Data entries for graphics
+++

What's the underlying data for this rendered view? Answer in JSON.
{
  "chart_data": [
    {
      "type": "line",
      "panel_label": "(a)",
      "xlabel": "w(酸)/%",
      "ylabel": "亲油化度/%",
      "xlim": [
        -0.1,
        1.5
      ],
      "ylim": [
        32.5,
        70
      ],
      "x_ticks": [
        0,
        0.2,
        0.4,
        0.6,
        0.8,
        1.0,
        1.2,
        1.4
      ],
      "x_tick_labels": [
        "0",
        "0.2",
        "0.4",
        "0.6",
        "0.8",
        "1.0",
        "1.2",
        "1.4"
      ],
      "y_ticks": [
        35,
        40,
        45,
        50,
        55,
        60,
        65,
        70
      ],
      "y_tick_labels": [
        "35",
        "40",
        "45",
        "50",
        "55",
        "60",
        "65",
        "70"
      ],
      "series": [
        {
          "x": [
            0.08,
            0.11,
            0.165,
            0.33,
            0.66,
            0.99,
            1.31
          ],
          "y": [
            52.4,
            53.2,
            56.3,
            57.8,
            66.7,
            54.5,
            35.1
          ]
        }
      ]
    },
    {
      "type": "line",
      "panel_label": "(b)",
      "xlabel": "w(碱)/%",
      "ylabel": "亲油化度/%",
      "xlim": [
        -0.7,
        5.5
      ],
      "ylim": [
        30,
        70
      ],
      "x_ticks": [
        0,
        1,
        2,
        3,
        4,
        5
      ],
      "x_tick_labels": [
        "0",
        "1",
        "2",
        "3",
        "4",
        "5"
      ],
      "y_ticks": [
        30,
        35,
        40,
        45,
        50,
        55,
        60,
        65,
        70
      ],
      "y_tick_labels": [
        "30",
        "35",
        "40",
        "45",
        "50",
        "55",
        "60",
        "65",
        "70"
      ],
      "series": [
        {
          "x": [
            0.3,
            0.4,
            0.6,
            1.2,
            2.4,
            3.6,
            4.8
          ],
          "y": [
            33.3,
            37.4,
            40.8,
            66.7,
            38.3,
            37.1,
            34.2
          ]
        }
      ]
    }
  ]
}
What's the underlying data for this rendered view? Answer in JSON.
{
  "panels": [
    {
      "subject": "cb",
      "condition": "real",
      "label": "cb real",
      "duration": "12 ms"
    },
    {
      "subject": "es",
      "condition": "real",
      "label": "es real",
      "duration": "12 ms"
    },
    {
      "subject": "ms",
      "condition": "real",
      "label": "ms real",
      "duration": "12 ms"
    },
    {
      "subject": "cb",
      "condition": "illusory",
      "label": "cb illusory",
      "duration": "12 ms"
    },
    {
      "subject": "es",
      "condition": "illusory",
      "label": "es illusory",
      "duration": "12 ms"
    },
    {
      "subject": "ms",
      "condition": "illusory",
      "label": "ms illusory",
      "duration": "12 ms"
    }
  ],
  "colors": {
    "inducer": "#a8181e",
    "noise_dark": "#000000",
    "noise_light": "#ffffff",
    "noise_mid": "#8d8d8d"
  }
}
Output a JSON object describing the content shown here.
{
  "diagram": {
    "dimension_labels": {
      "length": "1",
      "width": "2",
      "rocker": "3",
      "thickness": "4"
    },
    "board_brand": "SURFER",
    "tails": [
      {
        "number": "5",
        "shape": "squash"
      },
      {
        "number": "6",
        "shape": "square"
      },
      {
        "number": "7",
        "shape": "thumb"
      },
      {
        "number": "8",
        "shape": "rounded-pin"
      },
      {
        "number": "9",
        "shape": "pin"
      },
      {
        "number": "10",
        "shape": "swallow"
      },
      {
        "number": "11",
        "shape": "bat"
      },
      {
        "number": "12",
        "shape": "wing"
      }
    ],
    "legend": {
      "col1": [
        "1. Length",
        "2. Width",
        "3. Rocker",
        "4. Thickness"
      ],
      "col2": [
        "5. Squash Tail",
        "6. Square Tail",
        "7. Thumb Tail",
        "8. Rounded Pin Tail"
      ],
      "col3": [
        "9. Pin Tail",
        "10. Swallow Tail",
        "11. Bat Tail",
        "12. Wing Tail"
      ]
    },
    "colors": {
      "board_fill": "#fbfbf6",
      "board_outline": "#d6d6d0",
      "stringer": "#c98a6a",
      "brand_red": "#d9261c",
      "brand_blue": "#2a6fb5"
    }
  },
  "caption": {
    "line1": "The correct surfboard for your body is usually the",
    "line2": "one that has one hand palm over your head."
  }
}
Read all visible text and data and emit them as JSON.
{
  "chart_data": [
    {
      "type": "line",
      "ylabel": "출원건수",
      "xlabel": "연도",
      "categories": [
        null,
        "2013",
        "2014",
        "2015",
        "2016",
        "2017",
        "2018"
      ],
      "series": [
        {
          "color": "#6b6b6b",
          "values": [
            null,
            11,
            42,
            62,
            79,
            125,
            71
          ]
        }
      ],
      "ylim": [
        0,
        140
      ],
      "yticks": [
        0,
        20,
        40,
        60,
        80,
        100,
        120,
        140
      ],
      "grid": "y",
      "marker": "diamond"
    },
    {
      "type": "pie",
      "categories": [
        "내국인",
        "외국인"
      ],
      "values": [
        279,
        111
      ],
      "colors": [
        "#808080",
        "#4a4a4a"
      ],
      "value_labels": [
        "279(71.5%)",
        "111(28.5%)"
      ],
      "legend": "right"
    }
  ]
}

+++

• **What the task requires**
Write out every record verbatim.

• **Result for this exercise**
What's the underlying data for this rendered view? Answer in JSON.
{
  "chart_data": [
    {
      "type": "line",
      "panel_label": "(a)",
      "xlabel": "w(酸)/%",
      "ylabel": "亲油化度/%",
      "xlim": [
        -0.1,
        1.5
      ],
      "ylim": [
        32.5,
        70
      ],
      "x_ticks": [
        0,
        0.2,
        0.4,
        0.6,
        0.8,
        1.0,
        1.2,
        1.4
      ],
      "x_tick_labels": [
        "0",
        "0.2",
        "0.4",
        "0.6",
        "0.8",
        "1.0",
        "1.2",
        "1.4"
      ],
      "y_ticks": [
        35,
        40,
        45,
        50,
        55,
        60,
        65,
        70
      ],
      "y_tick_labels": [
        "35",
        "40",
        "45",
        "50",
        "55",
        "60",
        "65",
        "70"
      ],
      "series": [
        {
          "x": [
            0.08,
            0.11,
            0.165,
            0.33,
            0.66,
            0.99,
            1.31
          ],
          "y": [
            52.4,
            53.2,
            56.3,
            57.8,
            66.7,
            54.5,
            35.1
          ]
        }
      ]
    },
    {
      "type": "line",
      "panel_label": "(b)",
      "xlabel": "w(碱)/%",
      "ylabel": "亲油化度/%",
      "xlim": [
        -0.7,
        5.5
      ],
      "ylim": [
        30,
        70
      ],
      "x_ticks": [
        0,
        1,
        2,
        3,
        4,
        5
      ],
      "x_tick_labels": [
        "0",
        "1",
        "2",
        "3",
        "4",
        "5"
      ],
      "y_ticks": [
        30,
        35,
        40,
        45,
        50,
        55,
        60,
        65,
        70
      ],
      "y_tick_labels": [
        "30",
        "35",
        "40",
        "45",
        "50",
        "55",
        "60",
        "65",
        "70"
      ],
      "series": [
        {
          "x": [
            0.3,
            0.4,
            0.6,
            1.2,
            2.4,
            3.6,
            4.8
          ],
          "y": [
            33.3,
            37.4,
            40.8,
            66.7,
            38.3,
            37.1,
            34.2
          ]
        }
      ]
    }
  ]
}
What's the underlying data for this rendered view? Answer in JSON.
{
  "panels": [
    {
      "subject": "cb",
      "condition": "real",
      "label": "cb real",
      "duration": "12 ms"
    },
    {
      "subject": "es",
      "condition": "real",
      "label": "es real",
      "duration": "12 ms"
    },
    {
      "subject": "ms",
      "condition": "real",
      "label": "ms real",
      "duration": "12 ms"
    },
    {
      "subject": "cb",
      "condition": "illusory",
      "label": "cb illusory",
      "duration": "12 ms"
    },
    {
      "subject": "es",
      "condition": "illusory",
      "label": "es illusory",
      "duration": "12 ms"
    },
    {
      "subject": "ms",
      "condition": "illusory",
      "label": "ms illusory",
      "duration": "12 ms"
    }
  ],
  "colors": {
    "inducer": "#a8181e",
    "noise_dark": "#000000",
    "noise_light": "#ffffff",
    "noise_mid": "#8d8d8d"
  }
}
Output a JSON object describing the content shown here.
{
  "diagram": {
    "dimension_labels": {
      "length": "1",
      "width": "2",
      "rocker": "3",
      "thickness": "4"
    },
    "board_brand": "SURFER",
    "tails": [
      {
        "number": "5",
        "shape": "squash"
      },
      {
        "number": "6",
        "shape": "square"
      },
      {
        "number": "7",
        "shape": "thumb"
      },
      {
        "number": "8",
        "shape": "rounded-pin"
      },
      {
        "number": "9",
        "shape": "pin"
      },
      {
        "number": "10",
        "shape": "swallow"
      },
      {
        "number": "11",
        "shape": "bat"
      },
      {
        "number": "12",
        "shape": "wing"
      }
    ],
    "legend": {
      "col1": [
        "1. Length",
        "2. Width",
        "3. Rocker",
        "4. Thickness"
      ],
      "col2": [
        "5. Squash Tail",
        "6. Square Tail",
        "7. Thumb Tail",
        "8. Rounded Pin Tail"
      ],
      "col3": [
        "9. Pin Tail",
        "10. Swallow Tail",
        "11. Bat Tail",
        "12. Wing Tail"
      ]
    },
    "colors": {
      "board_fill": "#fbfbf6",
      "board_outline": "#d6d6d0",
      "stringer": "#c98a6a",
      "brand_red": "#d9261c",
      "brand_blue": "#2a6fb5"
    }
  },
  "caption": {
    "line1": "The correct surfboard for your body is usually the",
    "line2": "one that has one hand palm over your head."
  }
}
Read all visible text and data and emit them as JSON.
{
  "chart_data": [
    {
      "type": "line",
      "ylabel": "출원건수",
      "xlabel": "연도",
      "categories": [
        null,
        "2013",
        "2014",
        "2015",
        "2016",
        "2017",
        "2018"
      ],
      "series": [
        {
          "color": "#6b6b6b",
          "values": [
            null,
            11,
            42,
            62,
            79,
            125,
            71
          ]
        }
      ],
      "ylim": [
        0,
        140
      ],
      "yticks": [
        0,
        20,
        40,
        60,
        80,
        100,
        120,
        140
      ],
      "grid": "y",
      "marker": "diamond"
    },
    {
      "type": "pie",
      "categories": [
        "내국인",
        "외국인"
      ],
      "values": [
        279,
        111
      ],
      "colors": [
        "#808080",
        "#4a4a4a"
      ],
      "value_labels": [
        "279(71.5%)",
        "111(28.5%)"
      ],
      "legend": "right"
    }
  ]
}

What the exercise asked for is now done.